Go through the listing below and list every line with "nella".

* * * * *

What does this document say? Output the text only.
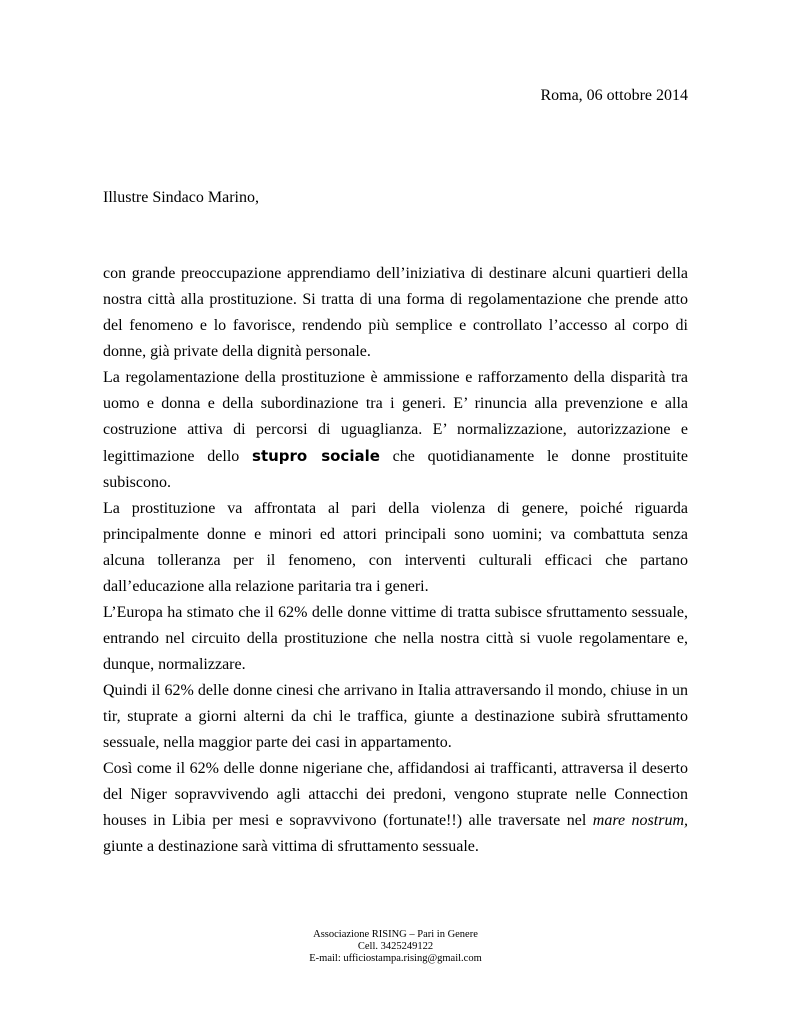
Roma, 06 ottobre 2014
Illustre Sindaco Marino,

con grande preoccupazione apprendiamo dell’iniziativa di destinare alcuni quartieri della nostra città alla prostituzione. Si tratta di una forma di regolamentazione che prende atto del fenomeno e lo favorisce, rendendo più semplice e controllato l’accesso al corpo di donne, già private della dignità personale.

La regolamentazione della prostituzione è ammissione e rafforzamento della disparità tra uomo e donna e della subordinazione tra i generi. E’ rinuncia alla prevenzione e alla costruzione attiva di percorsi di uguaglianza. E’ normalizzazione, autorizzazione e legittimazione dello stupro sociale che quotidianamente le donne prostituite subiscono.

La prostituzione va affrontata al pari della violenza di genere, poiché riguarda principalmente donne e minori ed attori principali sono uomini; va combattuta senza alcuna tolleranza per il fenomeno, con interventi culturali efficaci che partano dall’educazione alla relazione paritaria tra i generi.

L’Europa ha stimato che il 62% delle donne vittime di tratta subisce sfruttamento sessuale, entrando nel circuito della prostituzione che nella nostra città si vuole regolamentare e, dunque, normalizzare.

Quindi il 62% delle donne cinesi che arrivano in Italia attraversando il mondo, chiuse in un tir, stuprate a giorni alterni da chi le traffica, giunte a destinazione subirà sfruttamento sessuale, nella maggior parte dei casi in appartamento.

Così come il 62% delle donne nigeriane che, affidandosi ai trafficanti, attraversa il deserto del Niger sopravvivendo agli attacchi dei predoni, vengono stuprate nelle Connection houses in Libia per mesi e sopravvivono (fortunate!!) alle traversate nel mare nostrum, giunte a destinazione sarà vittima di sfruttamento sessuale.

Associazione RISING – Pari in Genere
Cell. 3425249122
E-mail: ufficiostampa.rising@gmail.com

* * * * *

:: Solved problem ::
L’Europa ha stimato che il 62% delle donne vittime di tratta subisce sfruttamento sessuale, entrando nel circuito della prostituzione che nella nostra città si vuole regolamentare e, dunque, normalizzare.
Quindi il 62% delle donne cinesi che arrivano in Italia attraversando il mondo, chiuse in un tir, stuprate a giorni alterni da chi le traffica, giunte a destinazione subirà sfruttamento sessuale, nella maggior parte dei casi in appartamento.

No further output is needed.